» **Document segment**
□ □ □

Download the free Bug Bounty Policy Template or customize one with our AI Generator.
For a deeper look at Bug Bounty Policies, see our guide to Policy and Compliance Documents.
1. What Is a Bug Bounty Policy?
A Bug Bounty Policy is a public document that explains how security researchers can report vulnerabilities in your systems. It usually defines what assets are in scope, which testing methods are allowed, how reports should be submitted, and whether the program offers rewards or only recognition.
In simple terms, it is the set of rules that governs how external researchers interact with your company when they find a security issue.
2. Why a Bug Bounty Policy Matters in 2026?
Real losses show what late discovery can lead to. After the 2017 Equifax breach, the company agreed to a settlement of at least $575 million and up to $700 million, according to the FTC.
A Bug Bounty Policy will not prevent every incident. But it gives companies a clearer way to receive and act on vulnerability reports before the cost of inaction becomes much higher.

□ □ □

» **Data section**

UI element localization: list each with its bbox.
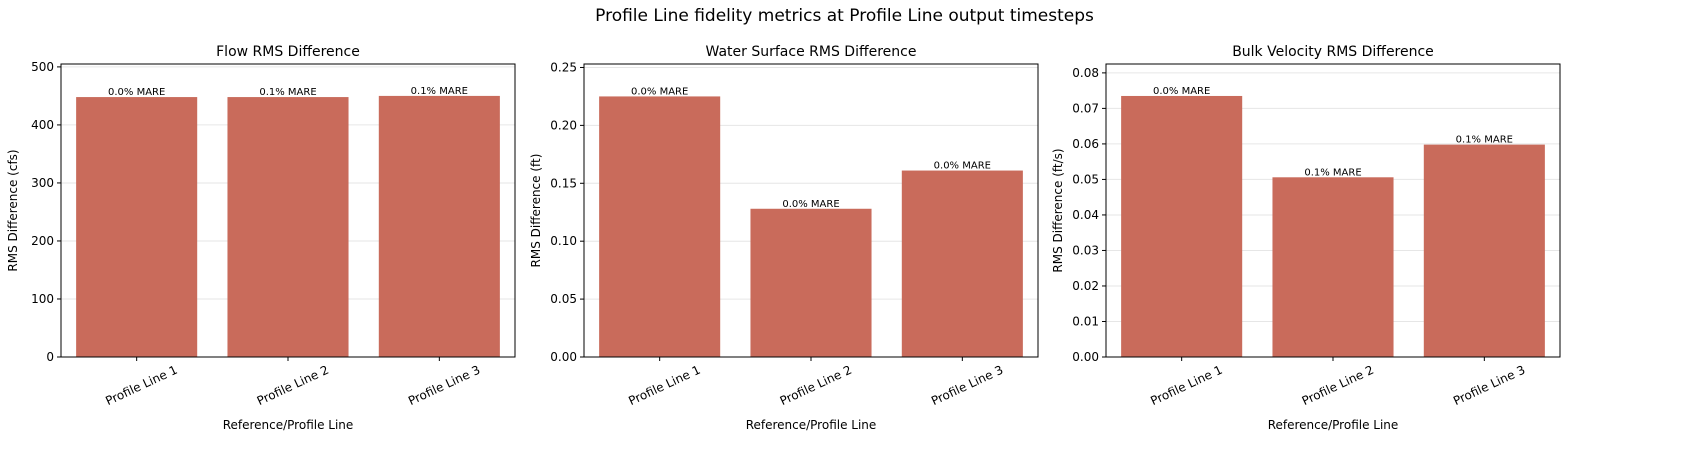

□ □ □

» **Required task 1**
In the bug bounty policy text, copy everything from "1. What Is a" down to "to the FTC.".
» **Required task 2**
Turn the paragraph in the bug bounty policy text that begins "A Bug Bounty Policy is a public document" into a short bulleted list that keeps its main facts.
» **Required task 3**
Resume the bug bounty policy text after its final sentence and write the passage that comes next.

» **Task answer 1**
1. What Is a Bug Bounty Policy?
A Bug Bounty Policy is a public document that explains how security researchers can report vulnerabilities in your systems. It usually defines what assets are in scope, which testing methods are allowed, how reports should be submitted, and whether the program offers rewards or only recognition.
In simple terms, it is the set of rules that governs how external researchers interact with your company when they find a security issue.
2. Why a Bug Bounty Policy Matters in 2026?
Real losses show what late discovery can lead to. After the 2017 Equifax breach, the company agreed to a settlement of at least $575 million and up to $700 million, according to the FTC.

» **Task answer 2**
- A public document explaining how security researchers can report vulnerabilities in a company's systems
- Usually defines:
  - which assets are in scope
  - which testing methods are allowed
  - how reports should be submitted
  - whether the program offers rewards or only recognition

» **Task answer 3**
That matters even more now. Modern teams work with APIs, cloud infrastructure, third-party services, and AI-related features. The attack surface is wider, and the reporting process needs to be clearer.
3. What Should a Bug Bounty Policy Include?
A strong Bug Bounty Policy should make the reporting process clear before the first serious issue arrives. At minimum, it should explain what is in scope, what testing is allowed, how researchers should submit reports, how findings are prioritized, and what response they can expect. This approach aligns with guidance from CISA and the U.S. Department of Justice, both of which stress clear disclosure rules and predictable report handling.
Scope comes first. Researchers need to know which domains, apps, APIs, and environments they can test, and what is out of scope. If scope is vague, the program creates confusion before it creates value.
Testing rules should be specific. A good policy clearly separates allowed testing from risky behavior like social engineering, denial-of-service activity, or access to real user data. That protects both the company and the researcher.
Safe-harbor language is essential. It should make clear that good-faith research within the policy will not trigger legal escalation. Without that protection, many credible researchers simply will not engage.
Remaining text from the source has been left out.